> **STATED PROBLEM**: Every line below that contains "Open" is to be copied.

> **INPUT**:

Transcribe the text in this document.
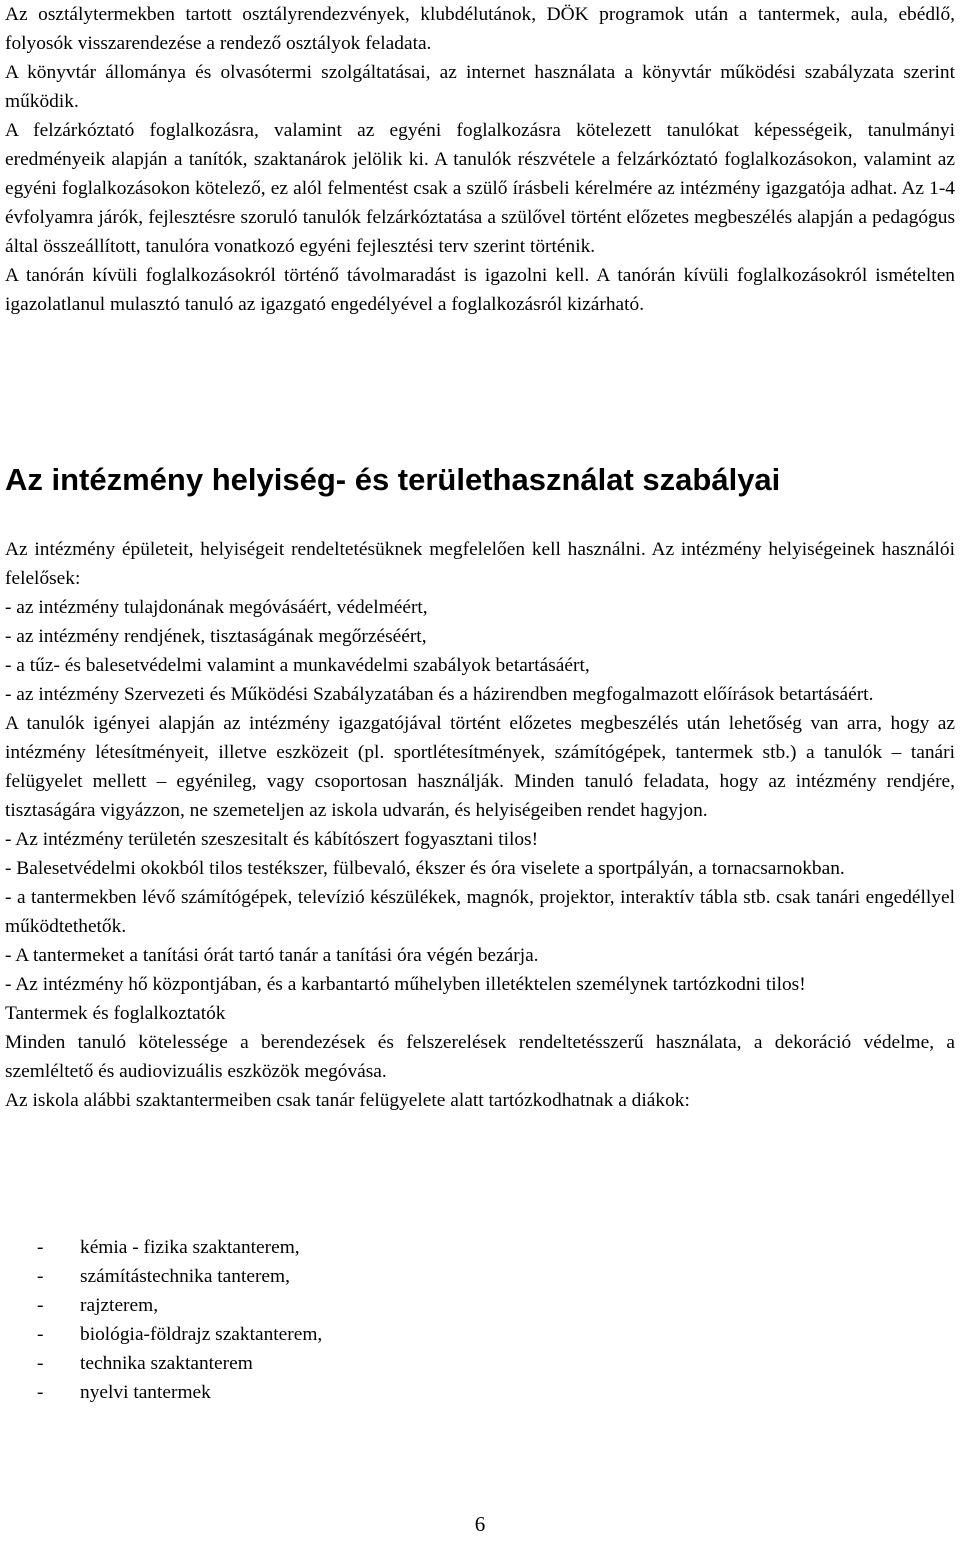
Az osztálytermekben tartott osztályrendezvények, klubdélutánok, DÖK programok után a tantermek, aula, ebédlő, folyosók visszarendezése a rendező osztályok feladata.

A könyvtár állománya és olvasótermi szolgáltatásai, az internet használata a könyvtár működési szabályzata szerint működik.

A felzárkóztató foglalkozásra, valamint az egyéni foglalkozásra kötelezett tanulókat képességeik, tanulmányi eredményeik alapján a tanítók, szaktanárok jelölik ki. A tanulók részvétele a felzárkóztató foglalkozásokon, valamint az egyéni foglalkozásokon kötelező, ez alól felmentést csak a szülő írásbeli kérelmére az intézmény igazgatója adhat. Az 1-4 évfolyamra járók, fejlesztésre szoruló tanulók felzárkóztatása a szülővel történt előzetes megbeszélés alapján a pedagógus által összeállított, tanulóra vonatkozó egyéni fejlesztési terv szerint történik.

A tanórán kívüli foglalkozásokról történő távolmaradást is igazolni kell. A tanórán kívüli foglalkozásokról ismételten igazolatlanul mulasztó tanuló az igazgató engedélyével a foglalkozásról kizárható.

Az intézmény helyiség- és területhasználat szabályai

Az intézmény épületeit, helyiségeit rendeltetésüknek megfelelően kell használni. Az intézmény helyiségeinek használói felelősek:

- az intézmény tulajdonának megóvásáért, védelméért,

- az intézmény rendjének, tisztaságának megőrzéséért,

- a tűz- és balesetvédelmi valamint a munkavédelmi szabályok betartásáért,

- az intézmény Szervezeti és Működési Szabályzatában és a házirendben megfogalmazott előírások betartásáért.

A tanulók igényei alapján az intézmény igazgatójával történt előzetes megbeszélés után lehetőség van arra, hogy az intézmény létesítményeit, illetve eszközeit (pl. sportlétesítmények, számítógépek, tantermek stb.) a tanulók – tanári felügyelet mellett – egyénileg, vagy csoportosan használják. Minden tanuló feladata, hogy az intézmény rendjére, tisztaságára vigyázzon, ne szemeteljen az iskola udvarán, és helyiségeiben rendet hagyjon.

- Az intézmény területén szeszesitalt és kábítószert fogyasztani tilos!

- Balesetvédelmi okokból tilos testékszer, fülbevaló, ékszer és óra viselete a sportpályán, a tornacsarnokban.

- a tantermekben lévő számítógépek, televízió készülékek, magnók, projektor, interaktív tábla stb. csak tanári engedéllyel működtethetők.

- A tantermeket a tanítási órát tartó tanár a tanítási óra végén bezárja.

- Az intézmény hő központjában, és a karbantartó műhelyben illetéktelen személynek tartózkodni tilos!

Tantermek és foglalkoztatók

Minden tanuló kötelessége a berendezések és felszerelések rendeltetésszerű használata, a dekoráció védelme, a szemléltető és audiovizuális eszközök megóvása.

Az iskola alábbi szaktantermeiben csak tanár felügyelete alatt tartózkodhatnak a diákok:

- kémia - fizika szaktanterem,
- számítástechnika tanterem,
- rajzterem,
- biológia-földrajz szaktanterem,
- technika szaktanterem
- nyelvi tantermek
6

---

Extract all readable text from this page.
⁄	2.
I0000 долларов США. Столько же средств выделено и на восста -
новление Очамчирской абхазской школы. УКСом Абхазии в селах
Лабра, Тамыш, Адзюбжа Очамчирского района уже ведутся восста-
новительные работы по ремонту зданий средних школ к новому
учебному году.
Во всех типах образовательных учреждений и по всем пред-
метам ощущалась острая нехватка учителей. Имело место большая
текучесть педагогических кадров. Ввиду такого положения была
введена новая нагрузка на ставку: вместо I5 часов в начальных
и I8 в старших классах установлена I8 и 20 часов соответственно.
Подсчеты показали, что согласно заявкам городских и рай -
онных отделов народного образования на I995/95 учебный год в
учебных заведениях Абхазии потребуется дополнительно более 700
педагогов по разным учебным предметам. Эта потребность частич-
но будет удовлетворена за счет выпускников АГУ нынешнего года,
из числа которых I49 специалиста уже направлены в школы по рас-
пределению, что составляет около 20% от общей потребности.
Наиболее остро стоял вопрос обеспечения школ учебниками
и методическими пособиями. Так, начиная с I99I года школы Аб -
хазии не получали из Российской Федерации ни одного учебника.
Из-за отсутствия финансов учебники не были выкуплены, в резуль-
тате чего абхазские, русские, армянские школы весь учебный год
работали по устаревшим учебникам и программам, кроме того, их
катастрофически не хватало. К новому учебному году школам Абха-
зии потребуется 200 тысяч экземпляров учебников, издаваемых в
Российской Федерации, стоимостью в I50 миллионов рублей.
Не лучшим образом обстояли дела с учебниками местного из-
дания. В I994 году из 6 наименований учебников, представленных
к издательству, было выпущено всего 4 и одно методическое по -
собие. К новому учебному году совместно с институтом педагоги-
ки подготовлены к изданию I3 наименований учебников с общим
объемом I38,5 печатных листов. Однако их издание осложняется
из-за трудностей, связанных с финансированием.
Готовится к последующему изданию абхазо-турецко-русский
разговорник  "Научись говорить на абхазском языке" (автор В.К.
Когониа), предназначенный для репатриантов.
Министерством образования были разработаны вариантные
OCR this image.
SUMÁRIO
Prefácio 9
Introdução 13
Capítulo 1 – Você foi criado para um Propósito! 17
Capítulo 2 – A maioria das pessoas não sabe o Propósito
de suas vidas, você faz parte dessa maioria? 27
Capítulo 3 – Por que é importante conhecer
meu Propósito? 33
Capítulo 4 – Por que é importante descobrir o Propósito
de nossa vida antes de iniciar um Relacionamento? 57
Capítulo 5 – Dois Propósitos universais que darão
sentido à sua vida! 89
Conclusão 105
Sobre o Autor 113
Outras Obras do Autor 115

==

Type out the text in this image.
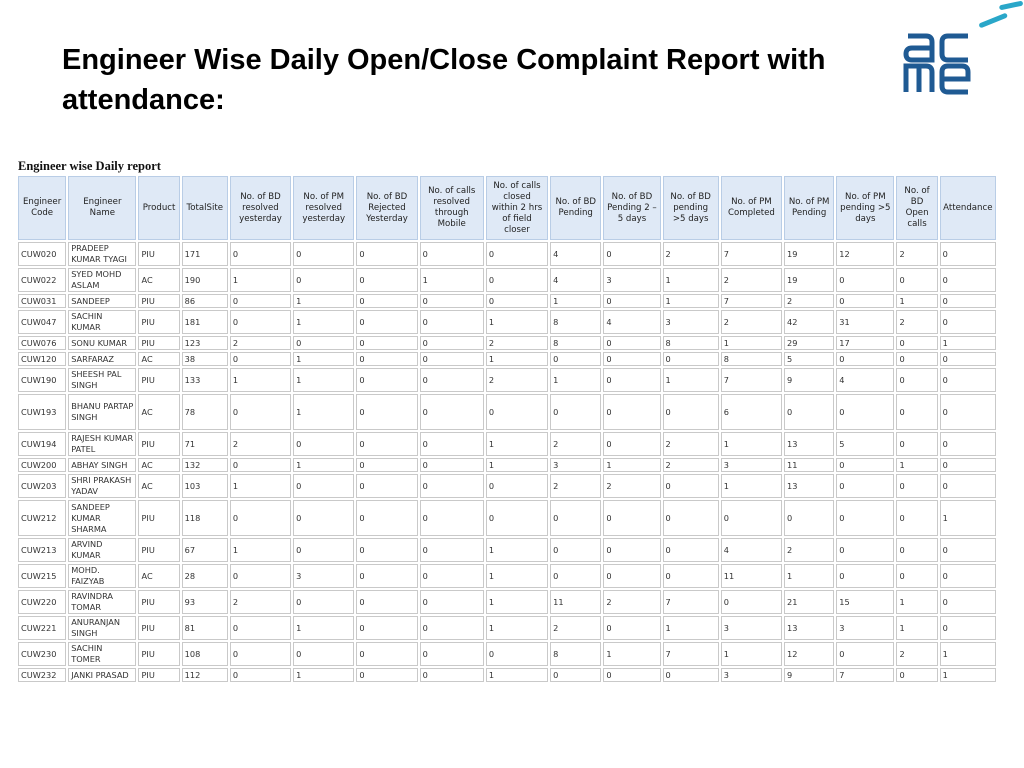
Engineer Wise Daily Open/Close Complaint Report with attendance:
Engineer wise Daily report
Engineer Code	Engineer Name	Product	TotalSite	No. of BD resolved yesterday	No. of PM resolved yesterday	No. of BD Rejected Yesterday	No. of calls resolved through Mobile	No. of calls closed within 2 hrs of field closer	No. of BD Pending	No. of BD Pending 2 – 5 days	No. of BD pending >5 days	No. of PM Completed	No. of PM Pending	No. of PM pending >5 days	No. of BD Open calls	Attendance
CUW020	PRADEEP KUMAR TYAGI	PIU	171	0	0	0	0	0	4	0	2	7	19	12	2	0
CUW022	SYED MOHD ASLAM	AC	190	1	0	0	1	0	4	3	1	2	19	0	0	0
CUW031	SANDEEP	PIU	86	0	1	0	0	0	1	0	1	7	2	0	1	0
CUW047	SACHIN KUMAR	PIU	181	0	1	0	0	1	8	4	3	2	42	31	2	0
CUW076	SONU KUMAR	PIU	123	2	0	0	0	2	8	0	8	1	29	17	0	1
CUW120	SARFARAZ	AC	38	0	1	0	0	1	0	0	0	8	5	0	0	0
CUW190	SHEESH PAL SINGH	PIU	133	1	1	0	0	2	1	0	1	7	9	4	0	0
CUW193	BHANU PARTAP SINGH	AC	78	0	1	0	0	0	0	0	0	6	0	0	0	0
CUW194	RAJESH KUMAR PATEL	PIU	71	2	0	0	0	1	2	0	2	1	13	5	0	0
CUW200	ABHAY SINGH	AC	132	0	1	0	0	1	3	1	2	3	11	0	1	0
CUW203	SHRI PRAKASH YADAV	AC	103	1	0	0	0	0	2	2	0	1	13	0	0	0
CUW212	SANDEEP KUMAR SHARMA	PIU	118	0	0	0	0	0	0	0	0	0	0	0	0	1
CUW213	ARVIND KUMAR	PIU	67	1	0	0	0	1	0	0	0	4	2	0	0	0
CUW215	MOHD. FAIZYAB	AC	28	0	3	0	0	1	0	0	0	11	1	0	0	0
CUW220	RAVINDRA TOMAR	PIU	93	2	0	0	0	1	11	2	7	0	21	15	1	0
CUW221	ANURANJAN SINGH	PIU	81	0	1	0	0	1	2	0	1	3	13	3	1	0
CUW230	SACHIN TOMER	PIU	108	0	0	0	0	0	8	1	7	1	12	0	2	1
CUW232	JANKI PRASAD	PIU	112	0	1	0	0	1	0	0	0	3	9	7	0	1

> **SOLVED EXERCISE**:
Engineer Wise Daily Open/Close Complaint Report with attendance:
Engineer Code	Engineer Name	Product	TotalSite	No. of BD resolved yesterday	No. of PM resolved yesterday	No. of BD Rejected Yesterday	No. of calls resolved through Mobile	No. of calls closed within 2 hrs of field closer	No. of BD Pending	No. of BD Pending 2 – 5 days	No. of BD pending >5 days	No. of PM Completed	No. of PM Pending	No. of PM pending >5 days	No. of BD Open calls	Attendance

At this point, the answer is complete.